▶ [Task to carry out]
Each entry must appear again exactly as it does in the source.
▼▼▼
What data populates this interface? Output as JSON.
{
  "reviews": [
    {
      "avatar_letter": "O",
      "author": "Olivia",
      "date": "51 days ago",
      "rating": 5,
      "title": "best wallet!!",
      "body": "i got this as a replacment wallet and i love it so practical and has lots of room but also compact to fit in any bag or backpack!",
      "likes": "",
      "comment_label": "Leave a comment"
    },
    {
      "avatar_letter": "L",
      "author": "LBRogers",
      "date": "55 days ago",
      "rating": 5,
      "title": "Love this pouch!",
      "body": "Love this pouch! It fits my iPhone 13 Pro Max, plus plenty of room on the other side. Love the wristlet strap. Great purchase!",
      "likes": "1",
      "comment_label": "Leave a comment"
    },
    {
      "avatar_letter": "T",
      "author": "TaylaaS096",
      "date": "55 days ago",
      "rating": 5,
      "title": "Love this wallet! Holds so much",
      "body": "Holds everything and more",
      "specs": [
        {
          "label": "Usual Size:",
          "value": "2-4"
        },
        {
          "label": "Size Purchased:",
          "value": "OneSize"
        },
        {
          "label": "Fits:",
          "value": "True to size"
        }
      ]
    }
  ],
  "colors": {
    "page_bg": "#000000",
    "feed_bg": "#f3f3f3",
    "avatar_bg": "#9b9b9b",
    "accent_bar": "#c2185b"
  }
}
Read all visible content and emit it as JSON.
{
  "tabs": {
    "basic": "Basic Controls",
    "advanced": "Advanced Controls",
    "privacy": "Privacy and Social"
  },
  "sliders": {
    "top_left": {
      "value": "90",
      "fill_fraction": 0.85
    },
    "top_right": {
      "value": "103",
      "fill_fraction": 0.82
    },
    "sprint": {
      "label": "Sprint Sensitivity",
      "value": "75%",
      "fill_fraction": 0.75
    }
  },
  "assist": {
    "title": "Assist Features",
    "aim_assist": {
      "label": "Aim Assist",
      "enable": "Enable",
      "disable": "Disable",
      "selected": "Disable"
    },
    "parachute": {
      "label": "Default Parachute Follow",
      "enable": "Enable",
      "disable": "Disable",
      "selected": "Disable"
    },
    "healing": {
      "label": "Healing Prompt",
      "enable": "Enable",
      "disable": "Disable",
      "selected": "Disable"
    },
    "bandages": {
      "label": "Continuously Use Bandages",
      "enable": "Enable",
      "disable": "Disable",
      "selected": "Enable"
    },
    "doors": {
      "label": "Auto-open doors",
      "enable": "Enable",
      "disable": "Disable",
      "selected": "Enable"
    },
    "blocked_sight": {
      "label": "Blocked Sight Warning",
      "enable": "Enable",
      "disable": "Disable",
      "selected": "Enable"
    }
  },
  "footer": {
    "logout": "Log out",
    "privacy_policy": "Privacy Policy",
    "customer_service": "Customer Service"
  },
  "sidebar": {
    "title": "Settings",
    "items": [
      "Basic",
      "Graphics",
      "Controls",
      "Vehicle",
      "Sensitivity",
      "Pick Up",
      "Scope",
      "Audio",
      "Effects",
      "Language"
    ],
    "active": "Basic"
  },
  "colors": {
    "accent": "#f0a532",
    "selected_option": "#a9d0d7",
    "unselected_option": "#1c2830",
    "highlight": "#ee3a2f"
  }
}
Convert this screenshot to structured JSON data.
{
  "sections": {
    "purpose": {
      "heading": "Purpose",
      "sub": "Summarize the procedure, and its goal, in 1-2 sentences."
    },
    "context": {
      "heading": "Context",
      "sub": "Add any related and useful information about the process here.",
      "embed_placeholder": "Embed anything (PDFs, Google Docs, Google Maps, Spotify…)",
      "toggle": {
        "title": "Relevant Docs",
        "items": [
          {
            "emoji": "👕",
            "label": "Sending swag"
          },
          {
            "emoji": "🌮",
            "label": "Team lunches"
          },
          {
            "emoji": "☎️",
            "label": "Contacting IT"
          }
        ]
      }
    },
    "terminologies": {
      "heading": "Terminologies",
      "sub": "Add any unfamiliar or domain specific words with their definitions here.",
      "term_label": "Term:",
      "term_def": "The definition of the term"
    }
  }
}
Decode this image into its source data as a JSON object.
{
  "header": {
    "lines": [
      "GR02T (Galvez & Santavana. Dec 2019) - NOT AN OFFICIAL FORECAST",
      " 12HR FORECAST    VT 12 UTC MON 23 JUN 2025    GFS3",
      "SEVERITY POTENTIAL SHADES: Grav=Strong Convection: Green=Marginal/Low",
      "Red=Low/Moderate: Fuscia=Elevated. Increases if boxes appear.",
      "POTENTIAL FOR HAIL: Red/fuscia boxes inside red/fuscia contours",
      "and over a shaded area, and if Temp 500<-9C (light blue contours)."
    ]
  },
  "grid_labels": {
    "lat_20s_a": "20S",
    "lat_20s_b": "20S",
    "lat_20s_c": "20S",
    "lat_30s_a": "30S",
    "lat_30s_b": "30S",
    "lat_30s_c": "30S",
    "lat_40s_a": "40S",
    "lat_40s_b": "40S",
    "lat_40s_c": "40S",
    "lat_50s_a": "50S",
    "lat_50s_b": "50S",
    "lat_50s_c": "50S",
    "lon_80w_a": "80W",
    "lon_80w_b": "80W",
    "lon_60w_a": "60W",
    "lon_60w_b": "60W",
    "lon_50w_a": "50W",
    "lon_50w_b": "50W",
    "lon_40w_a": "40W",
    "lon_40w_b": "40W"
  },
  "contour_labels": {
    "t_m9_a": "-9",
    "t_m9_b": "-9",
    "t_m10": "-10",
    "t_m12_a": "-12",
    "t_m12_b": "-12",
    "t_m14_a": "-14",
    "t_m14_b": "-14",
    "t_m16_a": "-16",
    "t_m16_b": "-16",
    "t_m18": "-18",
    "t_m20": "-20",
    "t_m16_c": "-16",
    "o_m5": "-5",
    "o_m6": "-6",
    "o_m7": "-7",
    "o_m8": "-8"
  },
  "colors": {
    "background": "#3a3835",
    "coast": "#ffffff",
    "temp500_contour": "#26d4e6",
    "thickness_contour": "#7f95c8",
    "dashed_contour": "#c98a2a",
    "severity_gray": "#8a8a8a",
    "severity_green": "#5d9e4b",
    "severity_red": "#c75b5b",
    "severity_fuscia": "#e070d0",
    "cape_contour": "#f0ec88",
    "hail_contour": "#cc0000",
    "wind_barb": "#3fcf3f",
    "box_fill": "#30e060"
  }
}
▲▲▲
▶ [Worked solution]
What data populates this interface? Output as JSON.
{
  "reviews": [
    {
      "avatar_letter": "O",
      "author": "Olivia",
      "date": "51 days ago",
      "rating": 5,
      "title": "best wallet!!",
      "body": "i got this as a replacment wallet and i love it so practical and has lots of room but also compact to fit in any bag or backpack!",
      "likes": "",
      "comment_label": "Leave a comment"
    },
    {
      "avatar_letter": "L",
      "author": "LBRogers",
      "date": "55 days ago",
      "rating": 5,
      "title": "Love this pouch!",
      "body": "Love this pouch! It fits my iPhone 13 Pro Max, plus plenty of room on the other side. Love the wristlet strap. Great purchase!",
      "likes": "1",
      "comment_label": "Leave a comment"
    },
    {
      "avatar_letter": "T",
      "author": "TaylaaS096",
      "date": "55 days ago",
      "rating": 5,
      "title": "Love this wallet! Holds so much",
      "body": "Holds everything and more",
      "specs": [
        {
          "label": "Usual Size:",
          "value": "2-4"
        },
        {
          "label": "Size Purchased:",
          "value": "OneSize"
        },
        {
          "label": "Fits:",
          "value": "True to size"
        }
      ]
    }
  ],
  "colors": {
    "page_bg": "#000000",
    "feed_bg": "#f3f3f3",
    "avatar_bg": "#9b9b9b",
    "accent_bar": "#c2185b"
  }
}
Read all visible content and emit it as JSON.
{
  "tabs": {
    "basic": "Basic Controls",
    "advanced": "Advanced Controls",
    "privacy": "Privacy and Social"
  },
  "sliders": {
    "top_left": {
      "value": "90",
      "fill_fraction": 0.85
    },
    "top_right": {
      "value": "103",
      "fill_fraction": 0.82
    },
    "sprint": {
      "label": "Sprint Sensitivity",
      "value": "75%",
      "fill_fraction": 0.75
    }
  },
  "assist": {
    "title": "Assist Features",
    "aim_assist": {
      "label": "Aim Assist",
      "enable": "Enable",
      "disable": "Disable",
      "selected": "Disable"
    },
    "parachute": {
      "label": "Default Parachute Follow",
      "enable": "Enable",
      "disable": "Disable",
      "selected": "Disable"
    },
    "healing": {
      "label": "Healing Prompt",
      "enable": "Enable",
      "disable": "Disable",
      "selected": "Disable"
    },
    "bandages": {
      "label": "Continuously Use Bandages",
      "enable": "Enable",
      "disable": "Disable",
      "selected": "Enable"
    },
    "doors": {
      "label": "Auto-open doors",
      "enable": "Enable",
      "disable": "Disable",
      "selected": "Enable"
    },
    "blocked_sight": {
      "label": "Blocked Sight Warning",
      "enable": "Enable",
      "disable": "Disable",
      "selected": "Enable"
    }
  },
  "footer": {
    "logout": "Log out",
    "privacy_policy": "Privacy Policy",
    "customer_service": "Customer Service"
  },
  "sidebar": {
    "title": "Settings",
    "items": [
      "Basic",
      "Graphics",
      "Controls",
      "Vehicle",
      "Sensitivity",
      "Pick Up",
      "Scope",
      "Audio",
      "Effects",
      "Language"
    ],
    "active": "Basic"
  },
  "colors": {
    "accent": "#f0a532",
    "selected_option": "#a9d0d7",
    "unselected_option": "#1c2830",
    "highlight": "#ee3a2f"
  }
}
Convert this screenshot to structured JSON data.
{
  "sections": {
    "purpose": {
      "heading": "Purpose",
      "sub": "Summarize the procedure, and its goal, in 1-2 sentences."
    },
    "context": {
      "heading": "Context",
      "sub": "Add any related and useful information about the process here.",
      "embed_placeholder": "Embed anything (PDFs, Google Docs, Google Maps, Spotify…)",
      "toggle": {
        "title": "Relevant Docs",
        "items": [
          {
            "emoji": "👕",
            "label": "Sending swag"
          },
          {
            "emoji": "🌮",
            "label": "Team lunches"
          },
          {
            "emoji": "☎️",
            "label": "Contacting IT"
          }
        ]
      }
    },
    "terminologies": {
      "heading": "Terminologies",
      "sub": "Add any unfamiliar or domain specific words with their definitions here.",
      "term_label": "Term:",
      "term_def": "The definition of the term"
    }
  }
}
Decode this image into its source data as a JSON object.
{
  "header": {
    "lines": [
      "GR02T (Galvez & Santavana. Dec 2019) - NOT AN OFFICIAL FORECAST",
      " 12HR FORECAST    VT 12 UTC MON 23 JUN 2025    GFS3",
      "SEVERITY POTENTIAL SHADES: Grav=Strong Convection: Green=Marginal/Low",
      "Red=Low/Moderate: Fuscia=Elevated. Increases if boxes appear.",
      "POTENTIAL FOR HAIL: Red/fuscia boxes inside red/fuscia contours",
      "and over a shaded area, and if Temp 500<-9C (light blue contours)."
    ]
  },
  "grid_labels": {
    "lat_20s_a": "20S",
    "lat_20s_b": "20S",
    "lat_20s_c": "20S",
    "lat_30s_a": "30S",
    "lat_30s_b": "30S",
    "lat_30s_c": "30S",
    "lat_40s_a": "40S",
    "lat_40s_b": "40S",
    "lat_40s_c": "40S",
    "lat_50s_a": "50S",
    "lat_50s_b": "50S",
    "lat_50s_c": "50S",
    "lon_80w_a": "80W",
    "lon_80w_b": "80W",
    "lon_60w_a": "60W",
    "lon_60w_b": "60W",
    "lon_50w_a": "50W",
    "lon_50w_b": "50W",
    "lon_40w_a": "40W",
    "lon_40w_b": "40W"
  },
  "contour_labels": {
    "t_m9_a": "-9",
    "t_m9_b": "-9",
    "t_m10": "-10",
    "t_m12_a": "-12",
    "t_m12_b": "-12",
    "t_m14_a": "-14",
    "t_m14_b": "-14",
    "t_m16_a": "-16",
    "t_m16_b": "-16",
    "t_m18": "-18",
    "t_m20": "-20",
    "t_m16_c": "-16",
    "o_m5": "-5",
    "o_m6": "-6",
    "o_m7": "-7",
    "o_m8": "-8"
  },
  "colors": {
    "background": "#3a3835",
    "coast": "#ffffff",
    "temp500_contour": "#26d4e6",
    "thickness_contour": "#7f95c8",
    "dashed_contour": "#c98a2a",
    "severity_gray": "#8a8a8a",
    "severity_green": "#5d9e4b",
    "severity_red": "#c75b5b",
    "severity_fuscia": "#e070d0",
    "cape_contour": "#f0ec88",
    "hail_contour": "#cc0000",
    "wind_barb": "#3fcf3f",
    "box_fill": "#30e060"
  }
}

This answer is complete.